> Set exercise
Repeat each line of the material exactly.

Data entries
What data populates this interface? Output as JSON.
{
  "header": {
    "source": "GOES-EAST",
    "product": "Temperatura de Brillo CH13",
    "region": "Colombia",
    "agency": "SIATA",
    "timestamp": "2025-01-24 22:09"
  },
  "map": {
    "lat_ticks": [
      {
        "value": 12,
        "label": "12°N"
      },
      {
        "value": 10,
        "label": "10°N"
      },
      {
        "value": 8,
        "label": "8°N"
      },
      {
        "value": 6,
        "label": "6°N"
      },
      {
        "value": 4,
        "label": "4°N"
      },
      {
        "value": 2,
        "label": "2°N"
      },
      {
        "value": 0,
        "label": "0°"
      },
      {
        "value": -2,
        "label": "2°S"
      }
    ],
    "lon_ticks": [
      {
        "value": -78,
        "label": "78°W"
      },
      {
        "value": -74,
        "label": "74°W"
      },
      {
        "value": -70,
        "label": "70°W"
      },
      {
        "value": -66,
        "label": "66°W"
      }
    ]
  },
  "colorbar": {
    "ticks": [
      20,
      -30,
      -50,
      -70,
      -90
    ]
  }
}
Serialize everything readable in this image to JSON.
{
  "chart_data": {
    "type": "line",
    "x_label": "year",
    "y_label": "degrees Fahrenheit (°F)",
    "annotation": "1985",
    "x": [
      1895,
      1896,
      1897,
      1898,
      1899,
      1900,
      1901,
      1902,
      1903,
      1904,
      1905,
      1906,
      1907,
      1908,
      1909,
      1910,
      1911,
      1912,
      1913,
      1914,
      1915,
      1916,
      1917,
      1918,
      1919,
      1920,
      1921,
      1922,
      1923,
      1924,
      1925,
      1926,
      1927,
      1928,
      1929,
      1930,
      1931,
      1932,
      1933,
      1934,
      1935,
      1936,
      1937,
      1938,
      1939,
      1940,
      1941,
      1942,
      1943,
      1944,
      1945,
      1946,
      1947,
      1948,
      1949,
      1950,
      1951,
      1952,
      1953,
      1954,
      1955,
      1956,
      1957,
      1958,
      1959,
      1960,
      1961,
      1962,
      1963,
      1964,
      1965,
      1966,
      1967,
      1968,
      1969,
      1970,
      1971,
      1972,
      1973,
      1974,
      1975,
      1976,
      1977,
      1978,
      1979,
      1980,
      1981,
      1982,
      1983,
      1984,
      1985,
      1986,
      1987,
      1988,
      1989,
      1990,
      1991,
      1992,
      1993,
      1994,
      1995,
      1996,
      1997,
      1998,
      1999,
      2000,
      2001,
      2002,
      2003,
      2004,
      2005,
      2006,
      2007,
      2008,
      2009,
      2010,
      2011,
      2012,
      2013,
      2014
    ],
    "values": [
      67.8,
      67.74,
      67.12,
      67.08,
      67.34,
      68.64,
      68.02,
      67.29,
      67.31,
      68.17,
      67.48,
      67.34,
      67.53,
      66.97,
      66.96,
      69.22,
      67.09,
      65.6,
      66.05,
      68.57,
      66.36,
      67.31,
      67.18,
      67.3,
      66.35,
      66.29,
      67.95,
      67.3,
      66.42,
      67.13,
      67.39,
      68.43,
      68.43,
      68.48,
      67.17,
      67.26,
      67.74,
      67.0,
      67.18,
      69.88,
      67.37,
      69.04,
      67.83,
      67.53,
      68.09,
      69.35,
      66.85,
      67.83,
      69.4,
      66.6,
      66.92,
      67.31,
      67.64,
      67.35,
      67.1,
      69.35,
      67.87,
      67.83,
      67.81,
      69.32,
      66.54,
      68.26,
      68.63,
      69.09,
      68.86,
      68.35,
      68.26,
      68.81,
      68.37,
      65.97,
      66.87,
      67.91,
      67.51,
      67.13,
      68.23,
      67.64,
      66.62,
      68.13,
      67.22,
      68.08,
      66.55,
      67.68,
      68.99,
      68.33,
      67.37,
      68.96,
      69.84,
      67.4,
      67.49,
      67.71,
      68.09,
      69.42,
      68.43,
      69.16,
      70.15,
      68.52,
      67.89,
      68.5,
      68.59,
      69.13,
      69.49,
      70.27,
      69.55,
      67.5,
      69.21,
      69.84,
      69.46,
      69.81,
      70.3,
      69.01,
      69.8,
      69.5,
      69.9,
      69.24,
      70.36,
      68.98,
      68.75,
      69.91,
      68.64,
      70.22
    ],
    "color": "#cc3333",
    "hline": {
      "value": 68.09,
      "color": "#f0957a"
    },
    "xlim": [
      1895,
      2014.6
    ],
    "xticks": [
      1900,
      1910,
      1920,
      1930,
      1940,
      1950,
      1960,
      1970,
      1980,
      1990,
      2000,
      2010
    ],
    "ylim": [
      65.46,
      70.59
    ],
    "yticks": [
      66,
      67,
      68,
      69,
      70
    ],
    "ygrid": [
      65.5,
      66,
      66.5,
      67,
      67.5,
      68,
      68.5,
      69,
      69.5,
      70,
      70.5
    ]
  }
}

> Answer to the task
What data populates this interface? Output as JSON.
{
  "header": {
    "source": "GOES-EAST",
    "product": "Temperatura de Brillo CH13",
    "region": "Colombia",
    "agency": "SIATA",
    "timestamp": "2025-01-24 22:09"
  },
  "map": {
    "lat_ticks": [
      {
        "value": 12,
        "label": "12°N"
      },
      {
        "value": 10,
        "label": "10°N"
      },
      {
        "value": 8,
        "label": "8°N"
      },
      {
        "value": 6,
        "label": "6°N"
      },
      {
        "value": 4,
        "label": "4°N"
      },
      {
        "value": 2,
        "label": "2°N"
      },
      {
        "value": 0,
        "label": "0°"
      },
      {
        "value": -2,
        "label": "2°S"
      }
    ],
    "lon_ticks": [
      {
        "value": -78,
        "label": "78°W"
      },
      {
        "value": -74,
        "label": "74°W"
      },
      {
        "value": -70,
        "label": "70°W"
      },
      {
        "value": -66,
        "label": "66°W"
      }
    ]
  },
  "colorbar": {
    "ticks": [
      20,
      -30,
      -50,
      -70,
      -90
    ]
  }
}
Serialize everything readable in this image to JSON.
{
  "chart_data": {
    "type": "line",
    "x_label": "year",
    "y_label": "degrees Fahrenheit (°F)",
    "annotation": "1985",
    "x": [
      1895,
      1896,
      1897,
      1898,
      1899,
      1900,
      1901,
      1902,
      1903,
      1904,
      1905,
      1906,
      1907,
      1908,
      1909,
      1910,
      1911,
      1912,
      1913,
      1914,
      1915,
      1916,
      1917,
      1918,
      1919,
      1920,
      1921,
      1922,
      1923,
      1924,
      1925,
      1926,
      1927,
      1928,
      1929,
      1930,
      1931,
      1932,
      1933,
      1934,
      1935,
      1936,
      1937,
      1938,
      1939,
      1940,
      1941,
      1942,
      1943,
      1944,
      1945,
      1946,
      1947,
      1948,
      1949,
      1950,
      1951,
      1952,
      1953,
      1954,
      1955,
      1956,
      1957,
      1958,
      1959,
      1960,
      1961,
      1962,
      1963,
      1964,
      1965,
      1966,
      1967,
      1968,
      1969,
      1970,
      1971,
      1972,
      1973,
      1974,
      1975,
      1976,
      1977,
      1978,
      1979,
      1980,
      1981,
      1982,
      1983,
      1984,
      1985,
      1986,
      1987,
      1988,
      1989,
      1990,
      1991,
      1992,
      1993,
      1994,
      1995,
      1996,
      1997,
      1998,
      1999,
      2000,
      2001,
      2002,
      2003,
      2004,
      2005,
      2006,
      2007,
      2008,
      2009,
      2010,
      2011,
      2012,
      2013,
      2014
    ],
    "values": [
      67.8,
      67.74,
      67.12,
      67.08,
      67.34,
      68.64,
      68.02,
      67.29,
      67.31,
      68.17,
      67.48,
      67.34,
      67.53,
      66.97,
      66.96,
      69.22,
      67.09,
      65.6,
      66.05,
      68.57,
      66.36,
      67.31,
      67.18,
      67.3,
      66.35,
      66.29,
      67.95,
      67.3,
      66.42,
      67.13,
      67.39,
      68.43,
      68.43,
      68.48,
      67.17,
      67.26,
      67.74,
      67.0,
      67.18,
      69.88,
      67.37,
      69.04,
      67.83,
      67.53,
      68.09,
      69.35,
      66.85,
      67.83,
      69.4,
      66.6,
      66.92,
      67.31,
      67.64,
      67.35,
      67.1,
      69.35,
      67.87,
      67.83,
      67.81,
      69.32,
      66.54,
      68.26,
      68.63,
      69.09,
      68.86,
      68.35,
      68.26,
      68.81,
      68.37,
      65.97,
      66.87,
      67.91,
      67.51,
      67.13,
      68.23,
      67.64,
      66.62,
      68.13,
      67.22,
      68.08,
      66.55,
      67.68,
      68.99,
      68.33,
      67.37,
      68.96,
      69.84,
      67.4,
      67.49,
      67.71,
      68.09,
      69.42,
      68.43,
      69.16,
      70.15,
      68.52,
      67.89,
      68.5,
      68.59,
      69.13,
      69.49,
      70.27,
      69.55,
      67.5,
      69.21,
      69.84,
      69.46,
      69.81,
      70.3,
      69.01,
      69.8,
      69.5,
      69.9,
      69.24,
      70.36,
      68.98,
      68.75,
      69.91,
      68.64,
      70.22
    ],
    "color": "#cc3333",
    "hline": {
      "value": 68.09,
      "color": "#f0957a"
    },
    "xlim": [
      1895,
      2014.6
    ],
    "xticks": [
      1900,
      1910,
      1920,
      1930,
      1940,
      1950,
      1960,
      1970,
      1980,
      1990,
      2000,
      2010
    ],
    "ylim": [
      65.46,
      70.59
    ],
    "yticks": [
      66,
      67,
      68,
      69,
      70
    ],
    "ygrid": [
      65.5,
      66,
      66.5,
      67,
      67.5,
      68,
      68.5,
      69,
      69.5,
      70,
      70.5
    ]
  }
}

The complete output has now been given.